The exercise —
Drop the pictures, then extract the listing word for word.

***

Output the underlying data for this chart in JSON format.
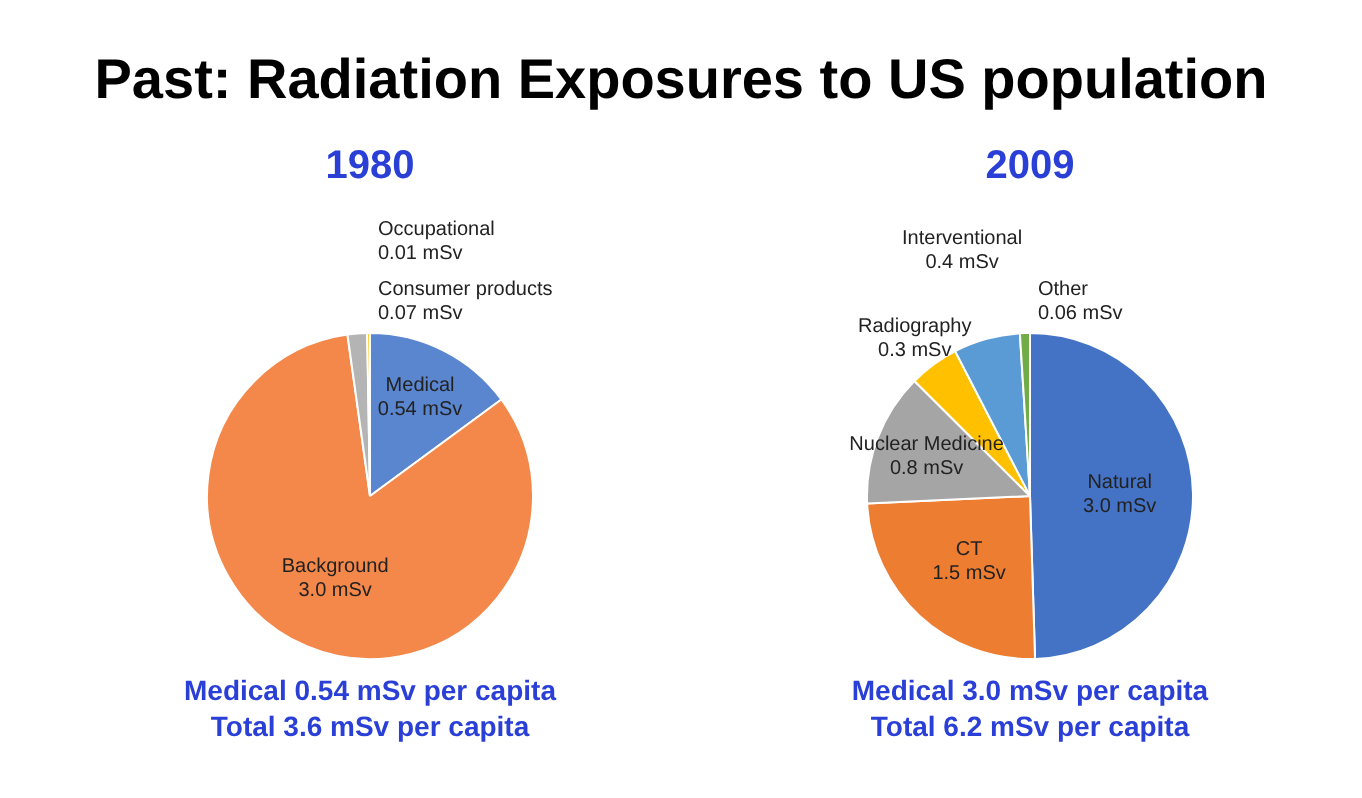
{
  "chart_data": [
    {
      "type": "pie",
      "title": "Past: Radiation Exposures to US population",
      "subtitle": "1980",
      "categories": [
        "Medical",
        "Background",
        "Consumer products",
        "Occupational"
      ],
      "values": [
        0.54,
        3.0,
        0.07,
        0.01
      ],
      "value_labels": [
        "0.54 mSv",
        "3.0 mSv",
        "0.07 mSv",
        "0.01 mSv"
      ],
      "colors": [
        "#5a86cf",
        "#f4884a",
        "#b4b4b4",
        "#ffc000"
      ],
      "annotations": [
        "Medical 0.54 mSv per capita",
        "Total 3.6 mSv per capita"
      ]
    },
    {
      "type": "pie",
      "subtitle": "2009",
      "categories": [
        "Natural",
        "CT",
        "Nuclear Medicine",
        "Radiography",
        "Interventional",
        "Other"
      ],
      "values": [
        3.0,
        1.5,
        0.8,
        0.3,
        0.4,
        0.06
      ],
      "value_labels": [
        "3.0 mSv",
        "1.5 mSv",
        "0.8 mSv",
        "0.3 mSv",
        "0.4 mSv",
        "0.06 mSv"
      ],
      "colors": [
        "#4472c4",
        "#ed7d31",
        "#a5a5a5",
        "#ffc000",
        "#5b9bd5",
        "#70ad47"
      ],
      "annotations": [
        "Medical 3.0 mSv per capita",
        "Total 6.2 mSv per capita"
      ]
    }
  ]
}
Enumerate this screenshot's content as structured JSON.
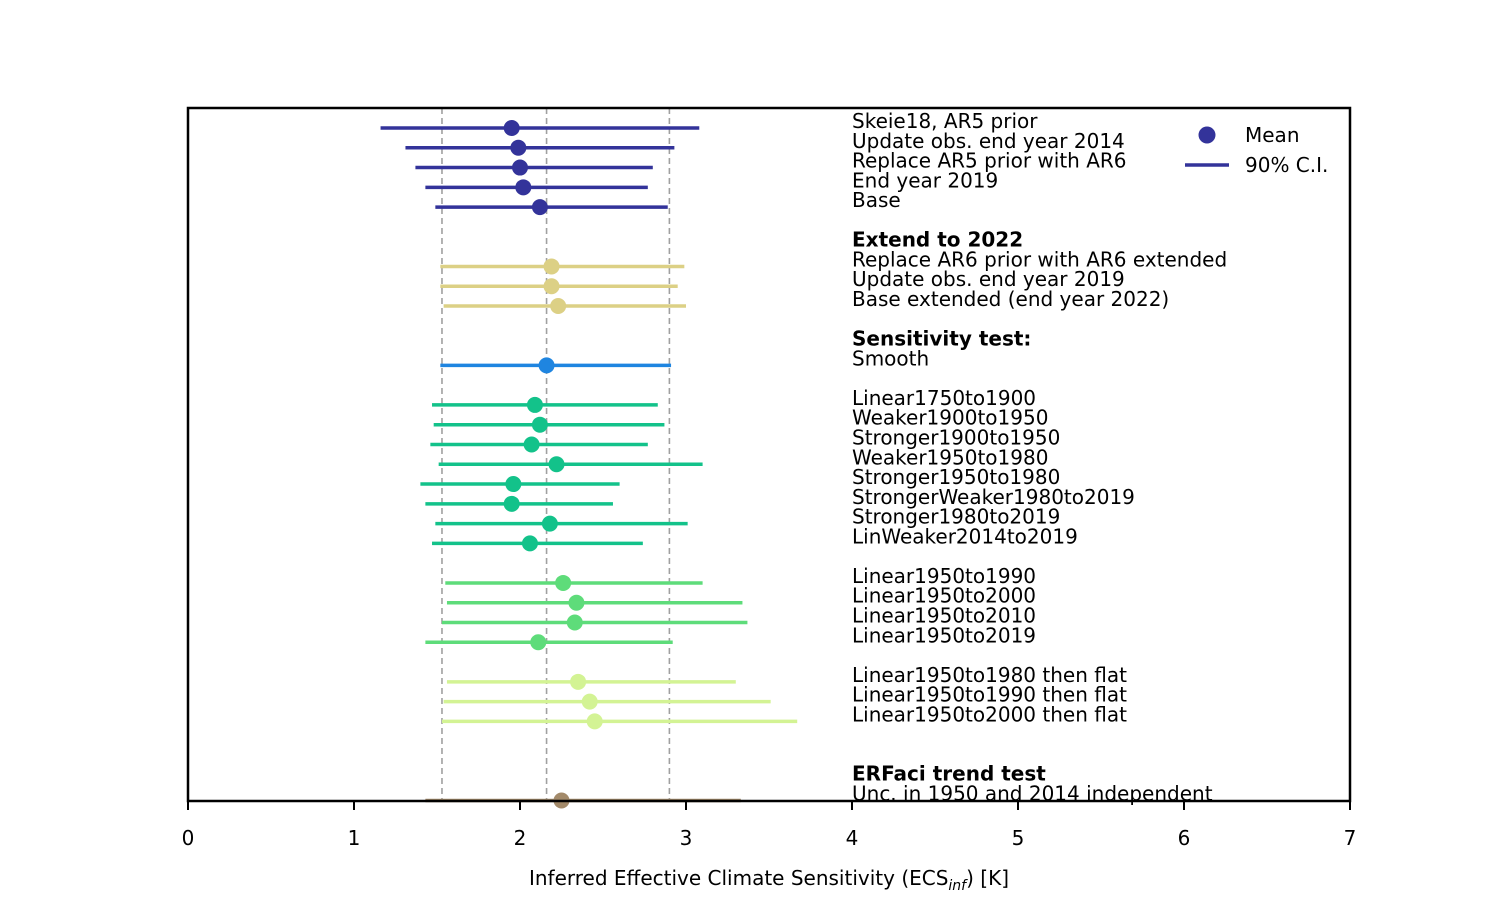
{
  "chart_data": {
    "type": "errorbar",
    "xlabel_prefix": "Inferred Effective Climate Sensitivity (ECS",
    "xlabel_sub": "inf",
    "xlabel_suffix": ") [K]",
    "xlim": [
      0,
      7
    ],
    "xticks": [
      "0",
      "1",
      "2",
      "3",
      "4",
      "5",
      "6",
      "7"
    ],
    "reference_lines": [
      1.53,
      2.16,
      2.9
    ],
    "legend": {
      "mean": "Mean",
      "ci": "90% C.I.",
      "placement": "top-right"
    },
    "colors": {
      "navy": "#33339a",
      "khaki": "#dcd085",
      "blue": "#1f85e0",
      "teal": "#13c28a",
      "green": "#5edc7a",
      "lime": "#d3f394",
      "brown": "#a38a6a",
      "ref": "#a0a0a0"
    },
    "headers": [
      {
        "row": 6,
        "text": "Extend to 2022"
      },
      {
        "row": 11,
        "text": "Sensitivity test:"
      },
      {
        "row": 33,
        "text": "ERFaci trend test"
      }
    ],
    "series": [
      {
        "row": 0,
        "label": "Skeie18, AR5 prior",
        "mean": 1.95,
        "lo": 1.16,
        "hi": 3.08,
        "color": "navy"
      },
      {
        "row": 1,
        "label": "Update obs. end year 2014",
        "mean": 1.99,
        "lo": 1.31,
        "hi": 2.93,
        "color": "navy"
      },
      {
        "row": 2,
        "label": "Replace AR5 prior with AR6",
        "mean": 2.0,
        "lo": 1.37,
        "hi": 2.8,
        "color": "navy"
      },
      {
        "row": 3,
        "label": "End year 2019",
        "mean": 2.02,
        "lo": 1.43,
        "hi": 2.77,
        "color": "navy"
      },
      {
        "row": 4,
        "label": "Base",
        "mean": 2.12,
        "lo": 1.49,
        "hi": 2.89,
        "color": "navy"
      },
      {
        "row": 7,
        "label": "Replace AR6 prior with AR6 extended",
        "mean": 2.19,
        "lo": 1.52,
        "hi": 2.99,
        "color": "khaki"
      },
      {
        "row": 8,
        "label": "Update obs. end year 2019",
        "mean": 2.19,
        "lo": 1.52,
        "hi": 2.95,
        "color": "khaki"
      },
      {
        "row": 9,
        "label": "Base extended (end year 2022)",
        "mean": 2.23,
        "lo": 1.54,
        "hi": 3.0,
        "color": "khaki"
      },
      {
        "row": 12,
        "label": "Smooth",
        "mean": 2.16,
        "lo": 1.52,
        "hi": 2.91,
        "color": "blue"
      },
      {
        "row": 14,
        "label": "Linear1750to1900",
        "mean": 2.09,
        "lo": 1.47,
        "hi": 2.83,
        "color": "teal"
      },
      {
        "row": 15,
        "label": "Weaker1900to1950",
        "mean": 2.12,
        "lo": 1.48,
        "hi": 2.87,
        "color": "teal"
      },
      {
        "row": 16,
        "label": "Stronger1900to1950",
        "mean": 2.07,
        "lo": 1.46,
        "hi": 2.77,
        "color": "teal"
      },
      {
        "row": 17,
        "label": "Weaker1950to1980",
        "mean": 2.22,
        "lo": 1.51,
        "hi": 3.1,
        "color": "teal"
      },
      {
        "row": 18,
        "label": "Stronger1950to1980",
        "mean": 1.96,
        "lo": 1.4,
        "hi": 2.6,
        "color": "teal"
      },
      {
        "row": 19,
        "label": "StrongerWeaker1980to2019",
        "mean": 1.95,
        "lo": 1.43,
        "hi": 2.56,
        "color": "teal"
      },
      {
        "row": 20,
        "label": "Stronger1980to2019",
        "mean": 2.18,
        "lo": 1.49,
        "hi": 3.01,
        "color": "teal"
      },
      {
        "row": 21,
        "label": "LinWeaker2014to2019",
        "mean": 2.06,
        "lo": 1.47,
        "hi": 2.74,
        "color": "teal"
      },
      {
        "row": 23,
        "label": "Linear1950to1990",
        "mean": 2.26,
        "lo": 1.55,
        "hi": 3.1,
        "color": "green"
      },
      {
        "row": 24,
        "label": "Linear1950to2000",
        "mean": 2.34,
        "lo": 1.56,
        "hi": 3.34,
        "color": "green"
      },
      {
        "row": 25,
        "label": "Linear1950to2010",
        "mean": 2.33,
        "lo": 1.53,
        "hi": 3.37,
        "color": "green"
      },
      {
        "row": 26,
        "label": "Linear1950to2019",
        "mean": 2.11,
        "lo": 1.43,
        "hi": 2.92,
        "color": "green"
      },
      {
        "row": 28,
        "label": "Linear1950to1980 then flat",
        "mean": 2.35,
        "lo": 1.56,
        "hi": 3.3,
        "color": "lime"
      },
      {
        "row": 29,
        "label": "Linear1950to1990 then flat",
        "mean": 2.42,
        "lo": 1.54,
        "hi": 3.51,
        "color": "lime"
      },
      {
        "row": 30,
        "label": "Linear1950to2000 then flat",
        "mean": 2.45,
        "lo": 1.53,
        "hi": 3.67,
        "color": "lime"
      },
      {
        "row": 34,
        "label": "Unc. in 1950 and 2014 independent",
        "mean": 2.25,
        "lo": 1.43,
        "hi": 3.33,
        "color": "brown"
      }
    ]
  }
}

***

Reply to the task —
Output the underlying data for this chart in JSON format.
{
  "chart_data": [
    {
      "type": "pie",
      "title": "Past: Radiation Exposures to US population",
      "subtitle": "1980",
      "categories": [
        "Medical",
        "Background",
        "Consumer products",
        "Occupational"
      ],
      "values": [
        0.54,
        3.0,
        0.07,
        0.01
      ],
      "value_labels": [
        "0.54 mSv",
        "3.0 mSv",
        "0.07 mSv",
        "0.01 mSv"
      ],
      "colors": [
        "#5a86cf",
        "#f4884a",
        "#b4b4b4",
        "#ffc000"
      ],
      "annotations": [
        "Medical 0.54 mSv per capita",
        "Total 3.6 mSv per capita"
      ]
    },
    {
      "type": "pie",
      "subtitle": "2009",
      "categories": [
        "Natural",
        "CT",
        "Nuclear Medicine",
        "Radiography",
        "Interventional",
        "Other"
      ],
      "values": [
        3.0,
        1.5,
        0.8,
        0.3,
        0.4,
        0.06
      ],
      "value_labels": [
        "3.0 mSv",
        "1.5 mSv",
        "0.8 mSv",
        "0.3 mSv",
        "0.4 mSv",
        "0.06 mSv"
      ],
      "colors": [
        "#4472c4",
        "#ed7d31",
        "#a5a5a5",
        "#ffc000",
        "#5b9bd5",
        "#70ad47"
      ],
      "annotations": [
        "Medical 3.0 mSv per capita",
        "Total 6.2 mSv per capita"
      ]
    }
  ]
}
Enumerate this screenshot's content as structured JSON.
{
  "chart_data": {
    "type": "errorbar",
    "xlabel_prefix": "Inferred Effective Climate Sensitivity (ECS",
    "xlabel_sub": "inf",
    "xlabel_suffix": ") [K]",
    "xlim": [
      0,
      7
    ],
    "xticks": [
      "0",
      "1",
      "2",
      "3",
      "4",
      "5",
      "6",
      "7"
    ],
    "reference_lines": [
      1.53,
      2.16,
      2.9
    ],
    "legend": {
      "mean": "Mean",
      "ci": "90% C.I.",
      "placement": "top-right"
    },
    "colors": {
      "navy": "#33339a",
      "khaki": "#dcd085",
      "blue": "#1f85e0",
      "teal": "#13c28a",
      "green": "#5edc7a",
      "lime": "#d3f394",
      "brown": "#a38a6a",
      "ref": "#a0a0a0"
    },
    "headers": [
      {
        "row": 6,
        "text": "Extend to 2022"
      },
      {
        "row": 11,
        "text": "Sensitivity test:"
      },
      {
        "row": 33,
        "text": "ERFaci trend test"
      }
    ],
    "series": [
      {
        "row": 0,
        "label": "Skeie18, AR5 prior",
        "mean": 1.95,
        "lo": 1.16,
        "hi": 3.08,
        "color": "navy"
      },
      {
        "row": 1,
        "label": "Update obs. end year 2014",
        "mean": 1.99,
        "lo": 1.31,
        "hi": 2.93,
        "color": "navy"
      },
      {
        "row": 2,
        "label": "Replace AR5 prior with AR6",
        "mean": 2.0,
        "lo": 1.37,
        "hi": 2.8,
        "color": "navy"
      },
      {
        "row": 3,
        "label": "End year 2019",
        "mean": 2.02,
        "lo": 1.43,
        "hi": 2.77,
        "color": "navy"
      },
      {
        "row": 4,
        "label": "Base",
        "mean": 2.12,
        "lo": 1.49,
        "hi": 2.89,
        "color": "navy"
      },
      {
        "row": 7,
        "label": "Replace AR6 prior with AR6 extended",
        "mean": 2.19,
        "lo": 1.52,
        "hi": 2.99,
        "color": "khaki"
      },
      {
        "row": 8,
        "label": "Update obs. end year 2019",
        "mean": 2.19,
        "lo": 1.52,
        "hi": 2.95,
        "color": "khaki"
      },
      {
        "row": 9,
        "label": "Base extended (end year 2022)",
        "mean": 2.23,
        "lo": 1.54,
        "hi": 3.0,
        "color": "khaki"
      },
      {
        "row": 12,
        "label": "Smooth",
        "mean": 2.16,
        "lo": 1.52,
        "hi": 2.91,
        "color": "blue"
      },
      {
        "row": 14,
        "label": "Linear1750to1900",
        "mean": 2.09,
        "lo": 1.47,
        "hi": 2.83,
        "color": "teal"
      },
      {
        "row": 15,
        "label": "Weaker1900to1950",
        "mean": 2.12,
        "lo": 1.48,
        "hi": 2.87,
        "color": "teal"
      },
      {
        "row": 16,
        "label": "Stronger1900to1950",
        "mean": 2.07,
        "lo": 1.46,
        "hi": 2.77,
        "color": "teal"
      },
      {
        "row": 17,
        "label": "Weaker1950to1980",
        "mean": 2.22,
        "lo": 1.51,
        "hi": 3.1,
        "color": "teal"
      },
      {
        "row": 18,
        "label": "Stronger1950to1980",
        "mean": 1.96,
        "lo": 1.4,
        "hi": 2.6,
        "color": "teal"
      },
      {
        "row": 19,
        "label": "StrongerWeaker1980to2019",
        "mean": 1.95,
        "lo": 1.43,
        "hi": 2.56,
        "color": "teal"
      },
      {
        "row": 20,
        "label": "Stronger1980to2019",
        "mean": 2.18,
        "lo": 1.49,
        "hi": 3.01,
        "color": "teal"
      },
      {
        "row": 21,
        "label": "LinWeaker2014to2019",
        "mean": 2.06,
        "lo": 1.47,
        "hi": 2.74,
        "color": "teal"
      },
      {
        "row": 23,
        "label": "Linear1950to1990",
        "mean": 2.26,
        "lo": 1.55,
        "hi": 3.1,
        "color": "green"
      },
      {
        "row": 24,
        "label": "Linear1950to2000",
        "mean": 2.34,
        "lo": 1.56,
        "hi": 3.34,
        "color": "green"
      },
      {
        "row": 25,
        "label": "Linear1950to2010",
        "mean": 2.33,
        "lo": 1.53,
        "hi": 3.37,
        "color": "green"
      },
      {
        "row": 26,
        "label": "Linear1950to2019",
        "mean": 2.11,
        "lo": 1.43,
        "hi": 2.92,
        "color": "green"
      },
      {
        "row": 28,
        "label": "Linear1950to1980 then flat",
        "mean": 2.35,
        "lo": 1.56,
        "hi": 3.3,
        "color": "lime"
      },
      {
        "row": 29,
        "label": "Linear1950to1990 then flat",
        "mean": 2.42,
        "lo": 1.54,
        "hi": 3.51,
        "color": "lime"
      },
      {
        "row": 30,
        "label": "Linear1950to2000 then flat",
        "mean": 2.45,
        "lo": 1.53,
        "hi": 3.67,
        "color": "lime"
      },
      {
        "row": 34,
        "label": "Unc. in 1950 and 2014 independent",
        "mean": 2.25,
        "lo": 1.43,
        "hi": 3.33,
        "color": "brown"
      }
    ]
  }
}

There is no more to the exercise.